■ **Problem to solve**: Filter this material down to the lines that hold "title", copying each one.

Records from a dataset
----

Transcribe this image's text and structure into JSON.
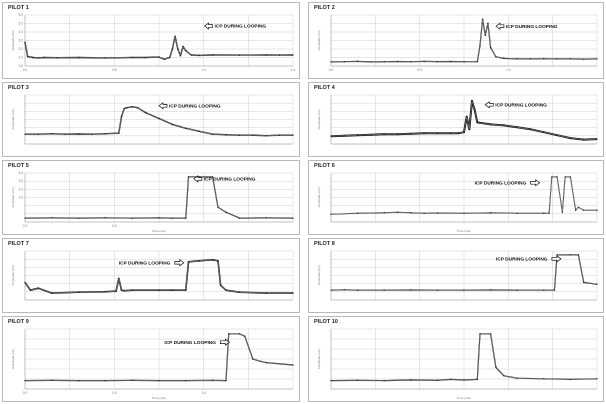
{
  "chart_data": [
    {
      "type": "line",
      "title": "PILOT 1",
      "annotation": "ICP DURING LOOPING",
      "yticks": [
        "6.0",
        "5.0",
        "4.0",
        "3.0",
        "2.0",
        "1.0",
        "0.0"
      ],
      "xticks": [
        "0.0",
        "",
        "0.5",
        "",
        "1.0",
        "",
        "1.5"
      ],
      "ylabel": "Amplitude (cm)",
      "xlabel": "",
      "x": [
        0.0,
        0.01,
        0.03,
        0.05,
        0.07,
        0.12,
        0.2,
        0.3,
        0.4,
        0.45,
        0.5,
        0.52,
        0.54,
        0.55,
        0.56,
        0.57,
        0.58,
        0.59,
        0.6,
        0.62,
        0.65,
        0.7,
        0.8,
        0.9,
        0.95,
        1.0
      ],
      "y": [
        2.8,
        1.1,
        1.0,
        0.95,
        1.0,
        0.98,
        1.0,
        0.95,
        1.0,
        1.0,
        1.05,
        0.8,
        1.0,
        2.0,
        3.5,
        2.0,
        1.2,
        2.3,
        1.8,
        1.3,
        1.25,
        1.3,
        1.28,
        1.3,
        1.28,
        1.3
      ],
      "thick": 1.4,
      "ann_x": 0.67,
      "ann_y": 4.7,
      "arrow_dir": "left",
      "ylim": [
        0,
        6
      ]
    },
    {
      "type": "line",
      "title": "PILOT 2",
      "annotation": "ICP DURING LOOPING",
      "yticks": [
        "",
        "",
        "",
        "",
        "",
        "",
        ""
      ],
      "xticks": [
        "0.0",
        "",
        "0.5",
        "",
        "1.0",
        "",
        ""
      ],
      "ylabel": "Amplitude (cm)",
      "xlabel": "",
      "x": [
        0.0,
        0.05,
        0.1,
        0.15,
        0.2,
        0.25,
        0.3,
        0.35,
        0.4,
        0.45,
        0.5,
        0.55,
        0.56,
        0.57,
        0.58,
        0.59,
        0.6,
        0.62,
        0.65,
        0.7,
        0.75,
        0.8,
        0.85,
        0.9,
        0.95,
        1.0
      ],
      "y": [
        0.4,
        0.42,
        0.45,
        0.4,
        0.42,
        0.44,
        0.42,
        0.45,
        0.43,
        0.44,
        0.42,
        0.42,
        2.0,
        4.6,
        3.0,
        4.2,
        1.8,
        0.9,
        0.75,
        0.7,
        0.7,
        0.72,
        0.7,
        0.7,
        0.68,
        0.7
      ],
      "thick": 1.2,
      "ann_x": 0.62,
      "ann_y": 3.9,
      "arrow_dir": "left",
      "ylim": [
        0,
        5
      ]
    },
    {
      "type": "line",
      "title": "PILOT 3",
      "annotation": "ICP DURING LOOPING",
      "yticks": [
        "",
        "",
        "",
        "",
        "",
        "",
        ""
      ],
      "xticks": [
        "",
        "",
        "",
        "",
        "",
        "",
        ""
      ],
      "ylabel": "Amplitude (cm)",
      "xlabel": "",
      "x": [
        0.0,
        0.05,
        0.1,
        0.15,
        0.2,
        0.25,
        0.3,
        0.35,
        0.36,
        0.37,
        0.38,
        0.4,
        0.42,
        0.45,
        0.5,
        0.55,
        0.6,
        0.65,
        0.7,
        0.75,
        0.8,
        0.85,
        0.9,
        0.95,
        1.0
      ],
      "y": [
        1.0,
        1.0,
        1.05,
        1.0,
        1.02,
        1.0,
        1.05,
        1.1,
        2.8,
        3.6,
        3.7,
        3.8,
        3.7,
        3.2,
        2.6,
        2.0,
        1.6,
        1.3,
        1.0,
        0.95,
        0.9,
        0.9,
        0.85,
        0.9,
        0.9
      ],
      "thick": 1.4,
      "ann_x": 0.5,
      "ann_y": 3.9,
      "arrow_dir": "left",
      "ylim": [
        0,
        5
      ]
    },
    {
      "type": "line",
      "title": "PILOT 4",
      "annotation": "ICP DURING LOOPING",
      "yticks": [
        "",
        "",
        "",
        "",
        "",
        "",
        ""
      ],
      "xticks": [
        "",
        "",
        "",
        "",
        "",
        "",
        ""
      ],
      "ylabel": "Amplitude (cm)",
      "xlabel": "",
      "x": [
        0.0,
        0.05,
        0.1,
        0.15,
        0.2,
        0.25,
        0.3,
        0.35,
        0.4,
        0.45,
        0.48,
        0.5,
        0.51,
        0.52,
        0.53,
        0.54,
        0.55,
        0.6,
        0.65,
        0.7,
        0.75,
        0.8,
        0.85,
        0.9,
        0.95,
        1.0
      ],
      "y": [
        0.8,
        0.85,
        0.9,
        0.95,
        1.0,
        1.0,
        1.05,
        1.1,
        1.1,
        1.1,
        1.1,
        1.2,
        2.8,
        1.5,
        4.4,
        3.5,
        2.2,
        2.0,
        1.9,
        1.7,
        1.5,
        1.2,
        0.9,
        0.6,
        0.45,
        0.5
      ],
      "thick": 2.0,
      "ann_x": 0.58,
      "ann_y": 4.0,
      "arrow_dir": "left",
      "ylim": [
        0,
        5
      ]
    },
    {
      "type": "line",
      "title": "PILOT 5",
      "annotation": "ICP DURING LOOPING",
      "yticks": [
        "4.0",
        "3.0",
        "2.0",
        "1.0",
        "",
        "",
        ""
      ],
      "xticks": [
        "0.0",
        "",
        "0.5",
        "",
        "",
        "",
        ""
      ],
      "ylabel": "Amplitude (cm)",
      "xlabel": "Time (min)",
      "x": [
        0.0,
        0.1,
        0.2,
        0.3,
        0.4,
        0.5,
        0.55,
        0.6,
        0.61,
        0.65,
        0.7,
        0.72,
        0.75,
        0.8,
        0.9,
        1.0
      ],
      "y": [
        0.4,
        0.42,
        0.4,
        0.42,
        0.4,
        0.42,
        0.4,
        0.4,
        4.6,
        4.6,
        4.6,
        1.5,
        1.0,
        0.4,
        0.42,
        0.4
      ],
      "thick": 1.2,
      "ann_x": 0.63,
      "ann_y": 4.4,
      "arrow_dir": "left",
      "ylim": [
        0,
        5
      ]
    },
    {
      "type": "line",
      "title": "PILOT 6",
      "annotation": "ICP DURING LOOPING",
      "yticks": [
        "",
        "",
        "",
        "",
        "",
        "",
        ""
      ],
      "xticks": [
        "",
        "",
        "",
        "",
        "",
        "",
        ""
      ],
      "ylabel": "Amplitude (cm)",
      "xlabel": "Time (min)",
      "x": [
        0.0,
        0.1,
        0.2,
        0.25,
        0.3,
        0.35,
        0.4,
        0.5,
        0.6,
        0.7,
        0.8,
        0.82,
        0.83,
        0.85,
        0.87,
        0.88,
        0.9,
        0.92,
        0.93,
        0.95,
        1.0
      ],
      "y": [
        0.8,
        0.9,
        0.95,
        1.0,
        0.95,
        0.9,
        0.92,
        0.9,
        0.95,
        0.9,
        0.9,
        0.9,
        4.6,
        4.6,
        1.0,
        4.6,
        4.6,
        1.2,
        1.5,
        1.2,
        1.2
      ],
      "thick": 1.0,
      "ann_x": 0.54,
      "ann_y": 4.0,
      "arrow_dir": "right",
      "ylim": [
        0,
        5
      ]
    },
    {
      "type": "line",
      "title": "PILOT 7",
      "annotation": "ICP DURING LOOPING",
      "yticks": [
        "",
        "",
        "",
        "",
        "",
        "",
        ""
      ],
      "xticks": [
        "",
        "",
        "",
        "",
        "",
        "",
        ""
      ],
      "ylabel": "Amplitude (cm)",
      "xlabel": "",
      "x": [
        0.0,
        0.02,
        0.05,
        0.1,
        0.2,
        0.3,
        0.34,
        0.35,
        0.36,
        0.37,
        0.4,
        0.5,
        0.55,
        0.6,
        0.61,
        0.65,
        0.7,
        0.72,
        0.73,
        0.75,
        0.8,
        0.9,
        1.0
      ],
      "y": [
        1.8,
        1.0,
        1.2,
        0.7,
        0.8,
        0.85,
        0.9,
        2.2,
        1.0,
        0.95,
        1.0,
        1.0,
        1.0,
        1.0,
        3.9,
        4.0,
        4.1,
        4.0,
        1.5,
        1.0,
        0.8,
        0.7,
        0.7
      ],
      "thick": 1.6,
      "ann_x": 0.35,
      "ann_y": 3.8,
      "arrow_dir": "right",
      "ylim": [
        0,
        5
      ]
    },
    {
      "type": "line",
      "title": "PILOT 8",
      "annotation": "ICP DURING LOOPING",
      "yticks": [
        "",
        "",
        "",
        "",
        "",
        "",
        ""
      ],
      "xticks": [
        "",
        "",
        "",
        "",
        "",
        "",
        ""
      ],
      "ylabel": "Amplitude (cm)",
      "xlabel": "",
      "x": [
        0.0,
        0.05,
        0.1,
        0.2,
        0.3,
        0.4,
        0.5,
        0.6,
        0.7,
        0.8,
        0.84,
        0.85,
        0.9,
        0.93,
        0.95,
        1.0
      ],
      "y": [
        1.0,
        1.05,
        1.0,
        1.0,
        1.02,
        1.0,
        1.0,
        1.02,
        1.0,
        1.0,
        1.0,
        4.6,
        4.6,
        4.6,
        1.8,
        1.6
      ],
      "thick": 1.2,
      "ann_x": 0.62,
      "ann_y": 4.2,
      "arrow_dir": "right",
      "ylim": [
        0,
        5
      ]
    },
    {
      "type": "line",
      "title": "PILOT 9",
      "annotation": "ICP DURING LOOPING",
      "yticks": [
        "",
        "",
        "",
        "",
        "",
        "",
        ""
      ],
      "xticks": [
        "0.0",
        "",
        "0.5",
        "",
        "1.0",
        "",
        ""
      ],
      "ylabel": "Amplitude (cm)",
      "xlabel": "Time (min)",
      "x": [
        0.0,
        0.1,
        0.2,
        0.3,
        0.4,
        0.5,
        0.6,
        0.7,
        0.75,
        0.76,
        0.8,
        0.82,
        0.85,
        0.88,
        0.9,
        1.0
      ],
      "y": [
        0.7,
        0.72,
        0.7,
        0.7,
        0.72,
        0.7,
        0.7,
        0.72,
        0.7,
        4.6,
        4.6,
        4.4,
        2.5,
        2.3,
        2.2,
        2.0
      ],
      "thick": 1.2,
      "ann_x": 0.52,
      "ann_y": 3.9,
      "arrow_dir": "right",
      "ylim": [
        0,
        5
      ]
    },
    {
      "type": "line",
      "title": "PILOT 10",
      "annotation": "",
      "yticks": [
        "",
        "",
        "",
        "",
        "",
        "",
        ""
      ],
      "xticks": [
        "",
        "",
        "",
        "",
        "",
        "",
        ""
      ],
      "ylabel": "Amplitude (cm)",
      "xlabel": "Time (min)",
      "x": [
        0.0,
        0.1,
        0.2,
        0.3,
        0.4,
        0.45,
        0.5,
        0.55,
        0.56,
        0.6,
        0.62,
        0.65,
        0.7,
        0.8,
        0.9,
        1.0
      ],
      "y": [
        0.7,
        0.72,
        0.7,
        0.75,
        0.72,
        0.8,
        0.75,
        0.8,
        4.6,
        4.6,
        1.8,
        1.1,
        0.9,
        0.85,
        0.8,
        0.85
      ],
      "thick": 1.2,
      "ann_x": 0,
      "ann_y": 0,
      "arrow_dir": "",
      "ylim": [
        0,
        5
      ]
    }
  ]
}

----

■ **Complete answer**:
      "title": "PILOT 1",
      "title": "PILOT 2",
      "title": "PILOT 3",
      "title": "PILOT 4",
      "title": "PILOT 5",
      "title": "PILOT 6",
      "title": "PILOT 7",
      "title": "PILOT 8",
      "title": "PILOT 9",
      "title": "PILOT 10",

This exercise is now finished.